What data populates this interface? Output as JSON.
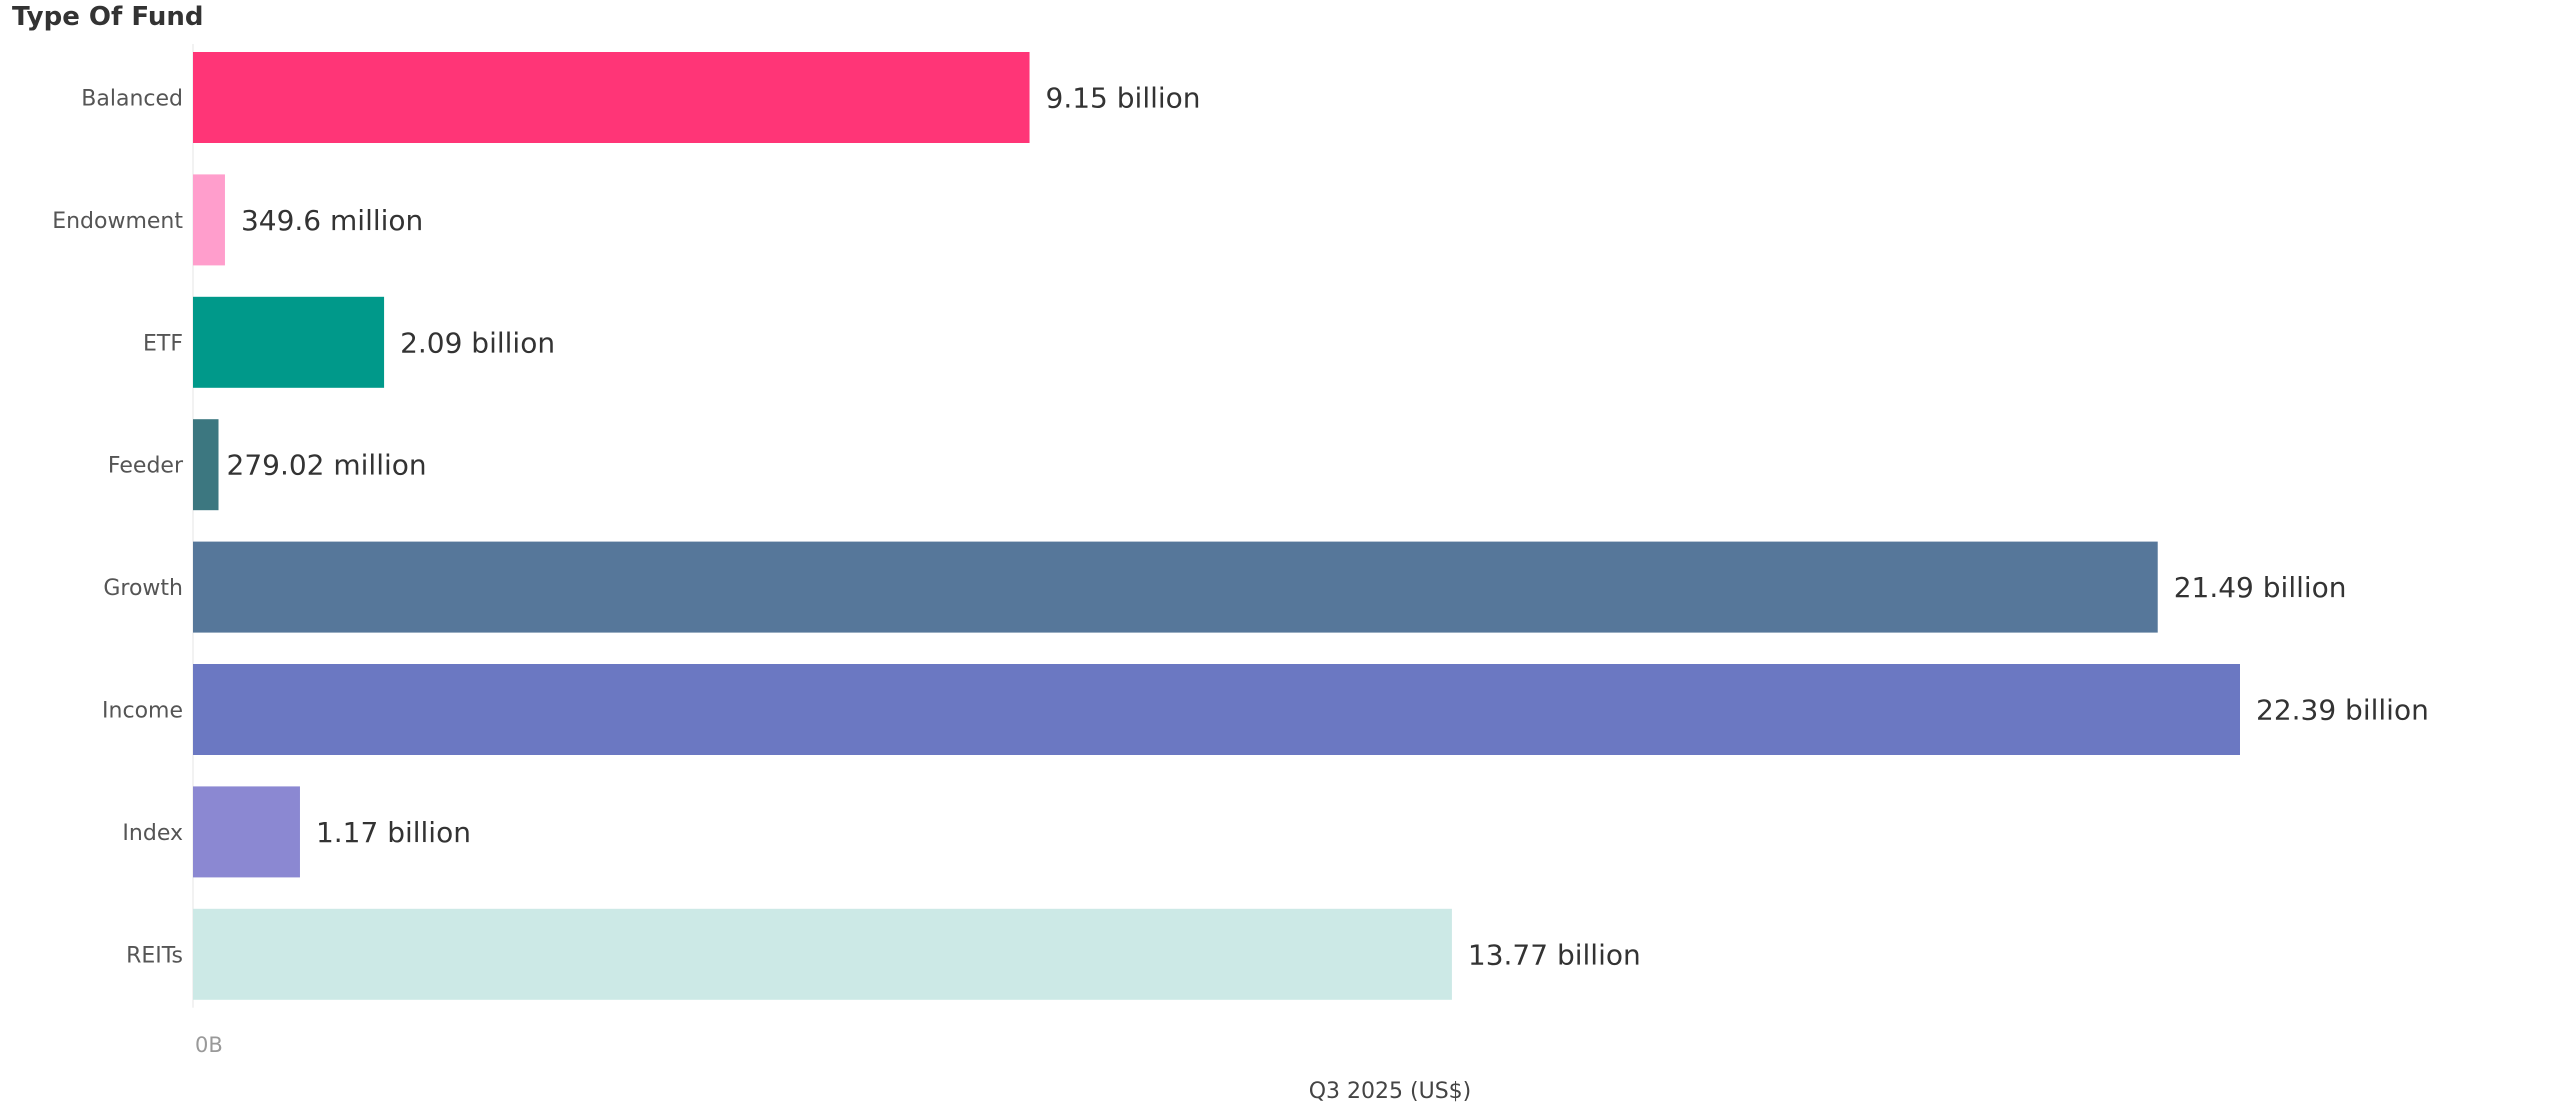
{
  "chart_data": {
    "type": "bar",
    "orientation": "horizontal",
    "category_header": "Type Of Fund",
    "categories": [
      "Balanced",
      "Endowment",
      "ETF",
      "Feeder",
      "Growth",
      "Income",
      "Index",
      "REITs"
    ],
    "values": [
      9.15,
      0.3496,
      2.09,
      0.27902,
      21.49,
      22.39,
      1.17,
      13.77
    ],
    "value_unit": "billion US$",
    "data_labels": [
      "9.15 billion",
      "349.6 million",
      "2.09 billion",
      "279.02 million",
      "21.49 billion",
      "22.39 billion",
      "1.17 billion",
      "13.77 billion"
    ],
    "colors": [
      "#ff3577",
      "#ff9ecc",
      "#00998a",
      "#3c7780",
      "#56779a",
      "#6b78c2",
      "#8b88d2",
      "#cce9e6"
    ],
    "xlabel": "Q3 2025 (US$)",
    "x_tick_labels": [
      "0B"
    ],
    "xlim": [
      0,
      22.39
    ],
    "grid": false,
    "legend": "none"
  }
}
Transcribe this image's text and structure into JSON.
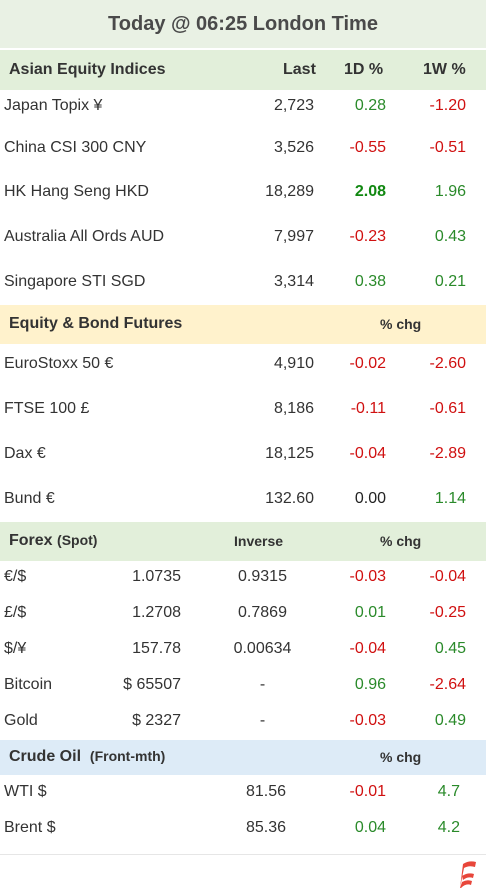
--- --- ---
» **JOB**: Omitting all images, retype each line of the records precisely.

» **EXERCISE RESPONSE**:
What data populates this interface? Output as JSON.
{
  "chart_data": {
    "type": "bar",
    "orientation": "horizontal",
    "category_header": "Type Of Fund",
    "categories": [
      "Balanced",
      "Endowment",
      "ETF",
      "Feeder",
      "Growth",
      "Income",
      "Index",
      "REITs"
    ],
    "values": [
      9.15,
      0.3496,
      2.09,
      0.27902,
      21.49,
      22.39,
      1.17,
      13.77
    ],
    "value_unit": "billion US$",
    "data_labels": [
      "9.15 billion",
      "349.6 million",
      "2.09 billion",
      "279.02 million",
      "21.49 billion",
      "22.39 billion",
      "1.17 billion",
      "13.77 billion"
    ],
    "colors": [
      "#ff3577",
      "#ff9ecc",
      "#00998a",
      "#3c7780",
      "#56779a",
      "#6b78c2",
      "#8b88d2",
      "#cce9e6"
    ],
    "xlabel": "Q3 2025 (US$)",
    "x_tick_labels": [
      "0B"
    ],
    "xlim": [
      0,
      22.39
    ],
    "grid": false,
    "legend": "none"
  }
}
Transcribe this image's text and structure into JSON.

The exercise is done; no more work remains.